SET EXERCISE 1:
For the online discussion of God and dark matter, judge whether each statement agrees with it: (a) nobody at CERN is content invoking "belief" about concepts like dark matter; (b) Dark Matter is something defined as undefinable; (c) the question "Does God exist?" can be given one single answer. Answer each with yes or no and the deciding words, quoted exactly.
SET EXERCISE 2:
Switch "Physics" to "Chemistry" in the discussion of God and dark matter, giving the passage starting with "Dark Matter is something" and going on through "array of ideas.".
SET EXERCISE 3:
Pick up the discussion of God and dark matter after its final sentence and carry it forward.

-- Start of DOCUMENT SEGMENT --

I take your point. Not all discussions on God by theists and "apologists" are necessarily honest.


God is different. Not defining him isn't a bug, it's a feature.


Sometimes, yes. Perhaps often. But not always.


God isn't the answer to a question no one asked or a question no one can answer, he's an answer to a question that can't be answered defined as a question that can't be answered. The second you clearly define God to even normal discussional level ceases to exist, which is why in modern times all effort from the theists and apologist has gone into making sure God stays Jello we can't nail to the wall.

This is why I bristle at theists and apologists comparing God to placeholder concepts like (to various degrees, often over simplified or outright misconstrued) gravity, dark matter, the "God Particle" and so forth.

The difference is everyone who's actually interested in those things wants there to be a concrete, real thing, process, or phenomenon to eventually plug into those concepts. We don't want them to stay vague fluid mysterious we can say whatever about. Nobody at MIT or Fermi Labs or CERN is content invoking "belief" about any of those things.

Dark Matter is something we currently can't define. It's a vague, generic placeholder term we use just so we can talk about it until such time as we come up with something better. It's not something we're defining as undefinable.

That's why Dark Matter is a "placeholder" and God is a "of the gaps." Because when people say "Oh I hope we learn more about Dark Matter" soon they aren't lying.


I think God is different from dark matter as dark matter refers to something very specific.

I think the question "Does God exist?" is like saying "Do things they discuss within Physics exist?" Or, more meaningfully, "Are the things that Physics tells us actually true?"

I don't think you can give one single answer, because the question encompasses a vast array of ideas.

-- End of DOCUMENT SEGMENT --
-- Start of COLLECTED DATA --

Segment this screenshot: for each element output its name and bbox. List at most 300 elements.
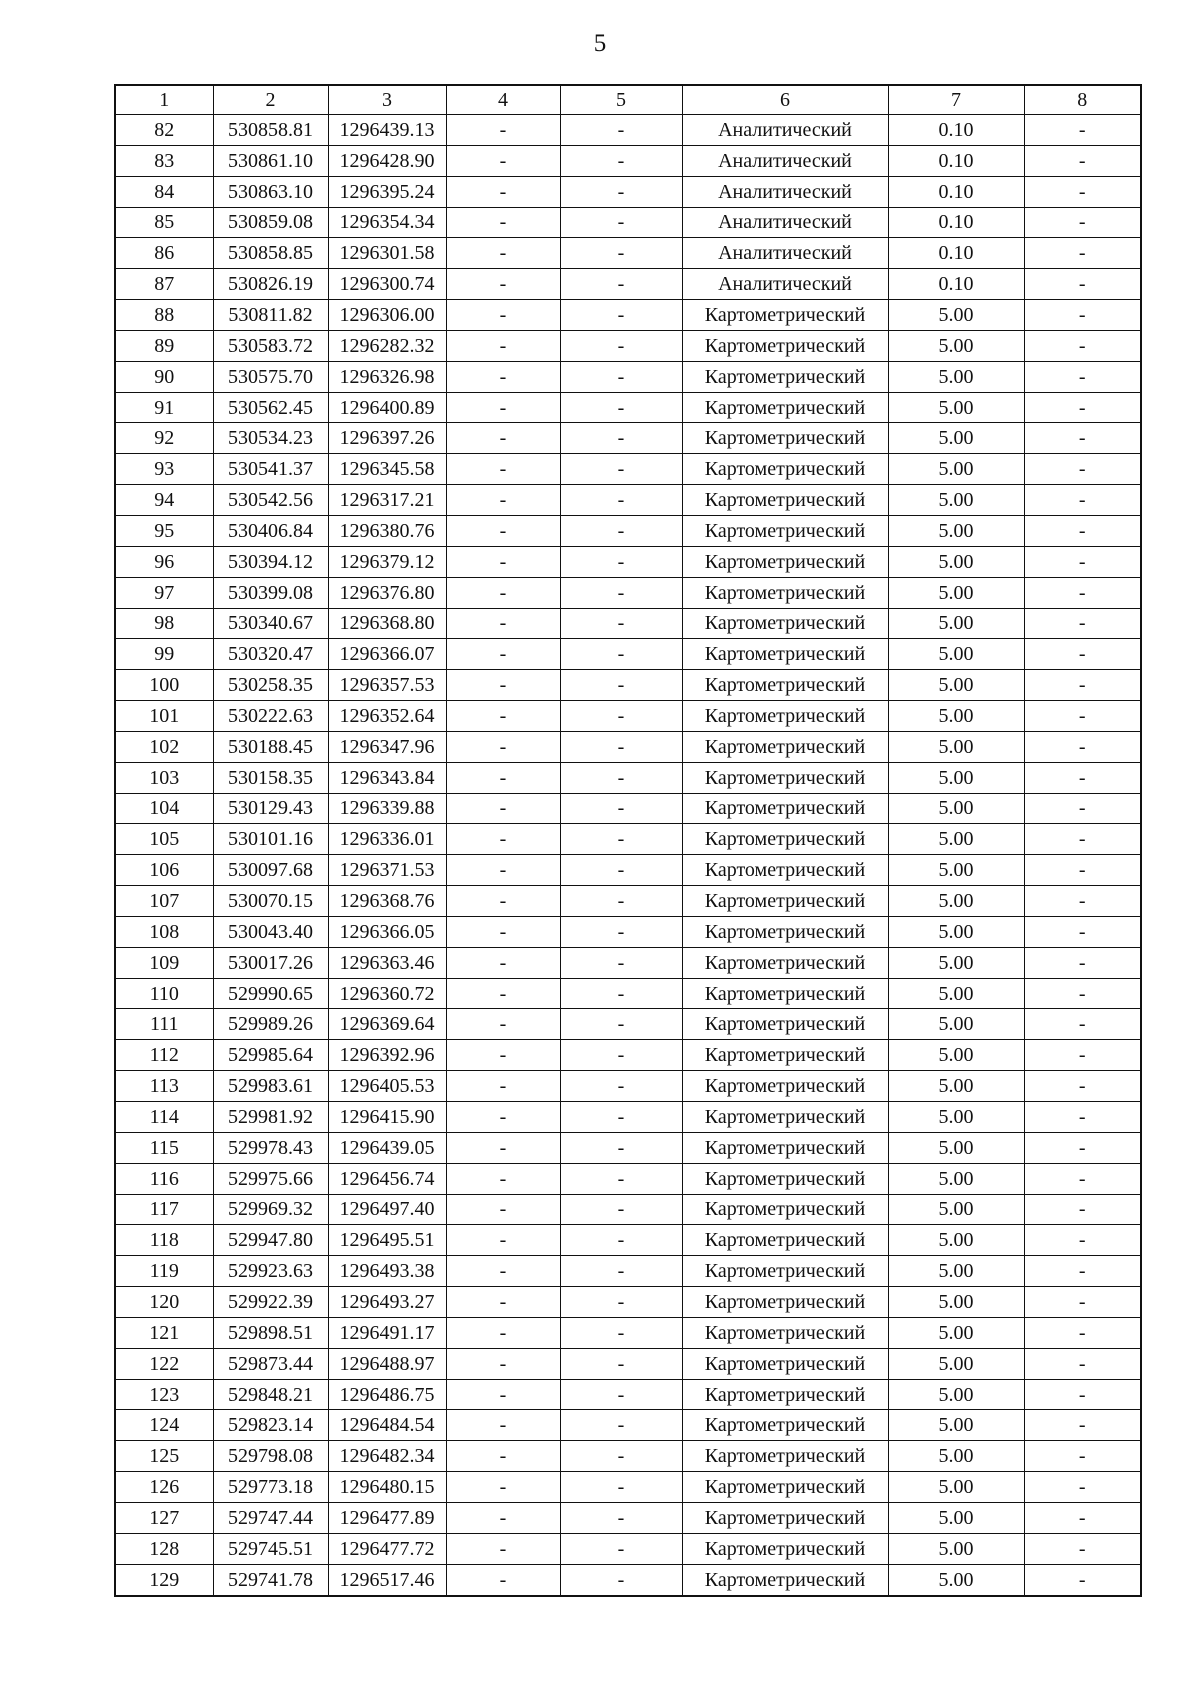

-- End of COLLECTED DATA --

TASK RESPONSE 1:
(a) Yes: "Nobody at MIT or Fermi Labs or CERN is content invoking "belief" about any of those things."
(b) No: "It's not something we're defining as undefinable."
(c) No: "I don't think you can give one single answer, because the question encompasses a vast array of ideas."

TASK RESPONSE 2:
Dark Matter is something we currently can't define. It's a vague, generic placeholder term we use just so we can talk about it until such time as we come up with something better. It's not something we're defining as undefinable.

That's why Dark Matter is a "placeholder" and God is a "of the gaps." Because when people say "Oh I hope we learn more about Dark Matter" soon they aren't lying.


I think God is different from dark matter as dark matter refers to something very specific.

I think the question "Does God exist?" is like saying "Do things they discuss within Chemistry exist?" Or, more meaningfully, "Are the things that Chemistry tells us actually true?"

I don't think you can give one single answer, because the question encompasses a vast array of ideas.

TASK RESPONSE 3:
In order to engage meaningfully with God-ideas (or Physics-ideas) one must -- must -- break up one's examination into individual God ideas (and individual subjects discussed within Physics).

Of course, in as much as one is looking at this from outside, and in as much as one might not have the time and/or the inclination to engage in such detail with this, sure, one can, at one's personal level, choose to make a blanket statement like "Yes, the ideas within Physics are correct", or "No, God ideas are bull". Or even "I don't care to waste my time on these abstractions."

That kind of broad generalization works well enough as a personal guideline, but only because these issues have already been settled satisfactorily.

If the intention is actual examination of these ideas, then I don't think such broad generalizations will be appropriate.
 
No. Because if something isn't described or defined all you are saying is "something" exists or could exist, which as I mentioned earlier is answered with a "duh of course something exists".

And the word "god" is not used by the religious who claim to believe in a god to label something that is not described nor defined. One wonders why apparently non religious folk want to repurpose the word god to mean simply "something".

In English we can have a word that can mean two different things depending on how it is used, but to use this new definition for god "something that could/does exist" seems to be nothing but an attempt to confuse and render discussion pretty pointless.

So to your question when you ask what can we say about hrgzhchyzzzs, when hrgzhchyzzzs simply means "something" then yes there is nothing to discuss or claim about hrgzhchyzzzs.

Answer this: What is reality?
 
Answer this: What is reality?

The thing you have an estranged relationship with.

Stop fishing Tommy nobody's gonna bite. You can stop flooding the thread with one sentence replies to multi-paragraph points so you can find someone to scream Subjective! at over and over until you admit that you don't "accept knowledge as a valid concept."
 
No. Because if something isn't described or defined all you are saying is "something" exists or could exist, which as I mentioned earlier is answered with a "duh of course something exists".


Sure.


And the word "god" is not used by the religious who claim to believe in a god to label something that is not described nor defined. One wonders why apparently non religious folk want to repurpose the word god to mean simply "something".


If they're doing that, then I agree, that does not sound very reasonable. It they're actually doing that, then sure, I'd wonder that too.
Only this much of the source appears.